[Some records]
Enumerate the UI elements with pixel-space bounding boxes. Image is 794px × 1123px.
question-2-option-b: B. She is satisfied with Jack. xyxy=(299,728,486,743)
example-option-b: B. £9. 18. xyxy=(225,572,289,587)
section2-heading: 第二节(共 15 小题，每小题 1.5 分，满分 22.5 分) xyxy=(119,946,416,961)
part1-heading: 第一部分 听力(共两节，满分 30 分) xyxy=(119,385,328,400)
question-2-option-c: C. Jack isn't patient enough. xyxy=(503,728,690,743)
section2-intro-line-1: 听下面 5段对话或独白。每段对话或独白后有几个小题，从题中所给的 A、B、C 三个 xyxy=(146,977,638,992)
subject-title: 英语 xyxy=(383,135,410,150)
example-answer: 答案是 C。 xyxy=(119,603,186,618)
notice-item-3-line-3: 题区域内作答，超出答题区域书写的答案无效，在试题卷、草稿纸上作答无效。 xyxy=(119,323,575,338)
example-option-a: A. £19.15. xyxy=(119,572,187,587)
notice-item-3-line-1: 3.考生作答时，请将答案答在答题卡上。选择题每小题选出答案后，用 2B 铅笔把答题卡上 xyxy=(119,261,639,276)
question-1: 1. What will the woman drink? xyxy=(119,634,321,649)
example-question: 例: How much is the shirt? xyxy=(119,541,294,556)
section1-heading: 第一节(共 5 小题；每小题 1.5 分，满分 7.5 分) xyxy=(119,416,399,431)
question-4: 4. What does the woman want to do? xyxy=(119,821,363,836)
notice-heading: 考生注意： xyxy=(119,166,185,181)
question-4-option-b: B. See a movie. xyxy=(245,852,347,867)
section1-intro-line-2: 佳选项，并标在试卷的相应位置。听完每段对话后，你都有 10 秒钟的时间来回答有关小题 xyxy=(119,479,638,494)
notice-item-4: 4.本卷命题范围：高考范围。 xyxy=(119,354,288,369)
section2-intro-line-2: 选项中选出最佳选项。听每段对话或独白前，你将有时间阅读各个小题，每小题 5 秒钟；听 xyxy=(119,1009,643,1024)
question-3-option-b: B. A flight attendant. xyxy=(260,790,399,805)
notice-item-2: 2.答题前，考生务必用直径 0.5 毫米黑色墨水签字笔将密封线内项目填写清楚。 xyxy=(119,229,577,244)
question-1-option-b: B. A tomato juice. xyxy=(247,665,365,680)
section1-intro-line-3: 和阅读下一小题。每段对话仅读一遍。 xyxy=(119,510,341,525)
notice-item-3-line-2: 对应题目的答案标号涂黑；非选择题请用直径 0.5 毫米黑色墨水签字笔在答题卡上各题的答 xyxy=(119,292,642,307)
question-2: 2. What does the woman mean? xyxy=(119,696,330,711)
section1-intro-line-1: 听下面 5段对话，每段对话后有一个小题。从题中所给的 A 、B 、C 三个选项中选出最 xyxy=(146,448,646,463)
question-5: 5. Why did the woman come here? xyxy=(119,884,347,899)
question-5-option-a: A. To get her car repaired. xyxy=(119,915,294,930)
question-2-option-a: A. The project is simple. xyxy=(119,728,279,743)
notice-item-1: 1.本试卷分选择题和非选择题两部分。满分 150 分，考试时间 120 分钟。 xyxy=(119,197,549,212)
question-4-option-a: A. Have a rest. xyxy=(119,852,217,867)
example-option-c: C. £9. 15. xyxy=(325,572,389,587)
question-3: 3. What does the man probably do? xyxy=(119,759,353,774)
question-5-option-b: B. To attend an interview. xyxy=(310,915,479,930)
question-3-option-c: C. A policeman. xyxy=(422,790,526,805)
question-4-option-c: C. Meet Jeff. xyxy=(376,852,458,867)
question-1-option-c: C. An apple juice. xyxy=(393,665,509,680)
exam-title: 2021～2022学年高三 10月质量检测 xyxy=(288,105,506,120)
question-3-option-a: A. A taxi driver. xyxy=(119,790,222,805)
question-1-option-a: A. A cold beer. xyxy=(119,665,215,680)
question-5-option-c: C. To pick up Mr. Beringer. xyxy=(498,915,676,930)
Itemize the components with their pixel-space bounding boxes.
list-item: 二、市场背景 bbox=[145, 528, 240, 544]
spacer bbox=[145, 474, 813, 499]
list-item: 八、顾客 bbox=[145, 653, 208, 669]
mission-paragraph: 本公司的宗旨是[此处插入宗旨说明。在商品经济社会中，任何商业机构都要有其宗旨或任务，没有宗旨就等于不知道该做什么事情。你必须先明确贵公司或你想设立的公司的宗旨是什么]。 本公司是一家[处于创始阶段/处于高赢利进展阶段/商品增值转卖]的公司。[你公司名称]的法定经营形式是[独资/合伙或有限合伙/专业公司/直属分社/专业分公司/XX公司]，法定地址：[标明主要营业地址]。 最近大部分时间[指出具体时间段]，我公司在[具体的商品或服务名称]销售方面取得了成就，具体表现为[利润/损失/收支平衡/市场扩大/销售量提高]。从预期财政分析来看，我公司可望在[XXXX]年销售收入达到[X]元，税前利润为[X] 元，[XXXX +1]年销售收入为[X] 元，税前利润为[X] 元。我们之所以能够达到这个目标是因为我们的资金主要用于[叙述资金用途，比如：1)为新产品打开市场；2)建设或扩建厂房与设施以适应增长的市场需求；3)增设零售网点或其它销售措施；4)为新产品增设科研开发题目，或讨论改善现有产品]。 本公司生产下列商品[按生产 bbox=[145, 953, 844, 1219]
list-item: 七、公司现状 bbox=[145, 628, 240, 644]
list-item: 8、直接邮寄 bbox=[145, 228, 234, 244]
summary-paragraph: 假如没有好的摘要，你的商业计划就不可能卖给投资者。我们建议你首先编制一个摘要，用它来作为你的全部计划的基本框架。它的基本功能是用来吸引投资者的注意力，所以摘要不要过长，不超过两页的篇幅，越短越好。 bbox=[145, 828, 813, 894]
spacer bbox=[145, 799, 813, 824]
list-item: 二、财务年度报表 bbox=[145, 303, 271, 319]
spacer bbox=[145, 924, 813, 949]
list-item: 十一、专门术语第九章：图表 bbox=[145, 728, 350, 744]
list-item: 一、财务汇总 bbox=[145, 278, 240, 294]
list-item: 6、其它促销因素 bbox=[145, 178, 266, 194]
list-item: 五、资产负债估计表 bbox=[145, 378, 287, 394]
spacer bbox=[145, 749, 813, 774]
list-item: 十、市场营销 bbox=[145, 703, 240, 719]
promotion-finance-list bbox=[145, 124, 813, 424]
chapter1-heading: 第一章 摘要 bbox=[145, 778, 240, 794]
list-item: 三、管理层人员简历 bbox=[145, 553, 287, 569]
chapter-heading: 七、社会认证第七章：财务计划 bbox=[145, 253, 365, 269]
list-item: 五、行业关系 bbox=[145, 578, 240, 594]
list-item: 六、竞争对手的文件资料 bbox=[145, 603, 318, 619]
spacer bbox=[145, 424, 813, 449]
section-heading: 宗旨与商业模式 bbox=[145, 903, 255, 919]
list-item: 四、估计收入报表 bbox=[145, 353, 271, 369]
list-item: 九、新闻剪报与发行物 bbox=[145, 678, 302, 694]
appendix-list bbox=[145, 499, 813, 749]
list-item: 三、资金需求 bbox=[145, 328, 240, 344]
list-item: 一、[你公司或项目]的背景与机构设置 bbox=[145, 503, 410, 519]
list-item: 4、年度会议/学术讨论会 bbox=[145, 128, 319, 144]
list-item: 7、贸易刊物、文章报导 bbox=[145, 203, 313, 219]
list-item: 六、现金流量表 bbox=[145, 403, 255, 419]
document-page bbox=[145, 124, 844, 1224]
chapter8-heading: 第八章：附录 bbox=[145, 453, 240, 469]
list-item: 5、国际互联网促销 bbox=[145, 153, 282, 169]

Short problem. Quote the data from the start through the line that contains "question-1: 1. What", including both ends.

Completed exercise.
Enumerate the UI elements with pixel-space bounding boxes. Image is 794px × 1123px.
question-2-option-b: B. She is satisfied with Jack. xyxy=(299,728,486,743)
example-option-b: B. £9. 18. xyxy=(225,572,289,587)
section2-heading: 第二节(共 15 小题，每小题 1.5 分，满分 22.5 分) xyxy=(119,946,416,961)
part1-heading: 第一部分 听力(共两节，满分 30 分) xyxy=(119,385,328,400)
question-2-option-c: C. Jack isn't patient enough. xyxy=(503,728,690,743)
section2-intro-line-1: 听下面 5段对话或独白。每段对话或独白后有几个小题，从题中所给的 A、B、C 三个 xyxy=(146,977,638,992)
subject-title: 英语 xyxy=(383,135,410,150)
example-answer: 答案是 C。 xyxy=(119,603,186,618)
notice-item-3-line-3: 题区域内作答，超出答题区域书写的答案无效，在试题卷、草稿纸上作答无效。 xyxy=(119,323,575,338)
example-option-a: A. £19.15. xyxy=(119,572,187,587)
notice-item-3-line-1: 3.考生作答时，请将答案答在答题卡上。选择题每小题选出答案后，用 2B 铅笔把答题卡上 xyxy=(119,261,639,276)
question-1: 1. What will the woman drink? xyxy=(119,634,321,649)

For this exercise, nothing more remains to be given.